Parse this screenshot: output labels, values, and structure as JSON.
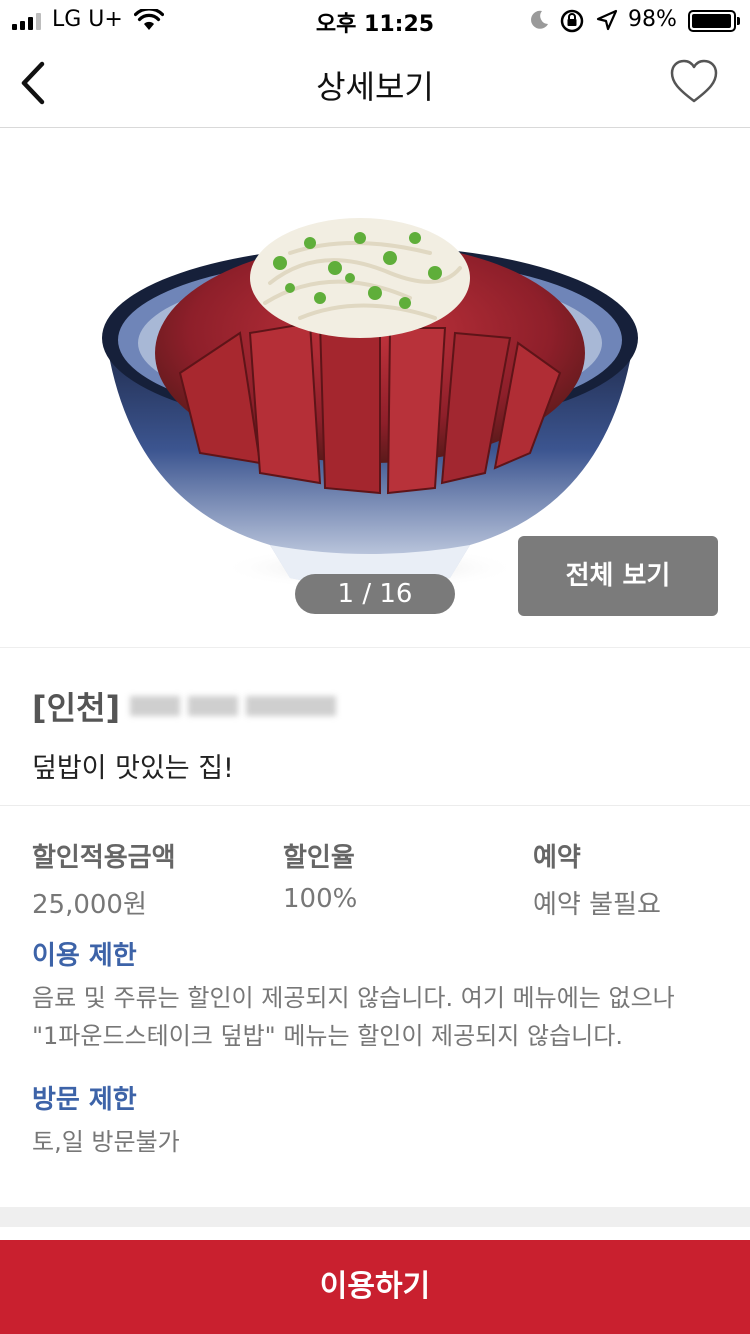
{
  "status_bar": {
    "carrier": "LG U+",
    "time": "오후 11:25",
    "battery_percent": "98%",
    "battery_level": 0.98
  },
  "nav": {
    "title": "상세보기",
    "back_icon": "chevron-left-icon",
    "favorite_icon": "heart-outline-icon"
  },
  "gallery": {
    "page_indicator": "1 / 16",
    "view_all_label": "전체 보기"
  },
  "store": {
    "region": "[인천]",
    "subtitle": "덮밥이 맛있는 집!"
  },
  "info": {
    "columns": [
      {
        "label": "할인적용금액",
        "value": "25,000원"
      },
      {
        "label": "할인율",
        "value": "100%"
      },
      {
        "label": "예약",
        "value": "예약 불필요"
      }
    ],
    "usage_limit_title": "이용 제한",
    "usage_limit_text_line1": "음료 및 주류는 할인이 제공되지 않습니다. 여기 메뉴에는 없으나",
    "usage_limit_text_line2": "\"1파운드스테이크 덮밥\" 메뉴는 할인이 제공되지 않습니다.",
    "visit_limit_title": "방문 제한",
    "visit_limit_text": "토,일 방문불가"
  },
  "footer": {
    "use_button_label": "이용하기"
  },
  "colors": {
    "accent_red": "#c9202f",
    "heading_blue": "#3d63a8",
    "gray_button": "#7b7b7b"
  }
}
...
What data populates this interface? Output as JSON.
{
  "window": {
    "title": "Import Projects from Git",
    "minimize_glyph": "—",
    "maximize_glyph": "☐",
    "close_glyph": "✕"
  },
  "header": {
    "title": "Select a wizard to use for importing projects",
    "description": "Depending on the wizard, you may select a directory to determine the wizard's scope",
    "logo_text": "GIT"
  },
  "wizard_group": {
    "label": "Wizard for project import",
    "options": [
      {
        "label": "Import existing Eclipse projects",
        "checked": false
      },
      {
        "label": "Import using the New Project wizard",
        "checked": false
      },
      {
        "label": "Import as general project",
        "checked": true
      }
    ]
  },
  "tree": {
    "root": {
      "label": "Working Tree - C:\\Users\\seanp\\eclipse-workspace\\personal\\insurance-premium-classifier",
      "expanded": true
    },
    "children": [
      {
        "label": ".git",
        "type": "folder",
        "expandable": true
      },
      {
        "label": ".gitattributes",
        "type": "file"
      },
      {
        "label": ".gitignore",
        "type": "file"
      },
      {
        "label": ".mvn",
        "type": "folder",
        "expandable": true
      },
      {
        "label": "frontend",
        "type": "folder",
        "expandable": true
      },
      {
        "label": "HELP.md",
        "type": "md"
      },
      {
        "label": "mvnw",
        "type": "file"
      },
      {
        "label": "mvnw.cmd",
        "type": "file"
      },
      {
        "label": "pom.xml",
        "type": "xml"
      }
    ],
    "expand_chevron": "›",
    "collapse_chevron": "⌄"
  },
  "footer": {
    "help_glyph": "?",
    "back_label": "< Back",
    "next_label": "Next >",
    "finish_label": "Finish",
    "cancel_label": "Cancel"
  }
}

◆ Given task:
Select every line above that contains the word "JSON", and copy it.

◆ Written solution:
Parse this screenshot: output labels, values, and structure as JSON.
What data populates this interface? Output as JSON.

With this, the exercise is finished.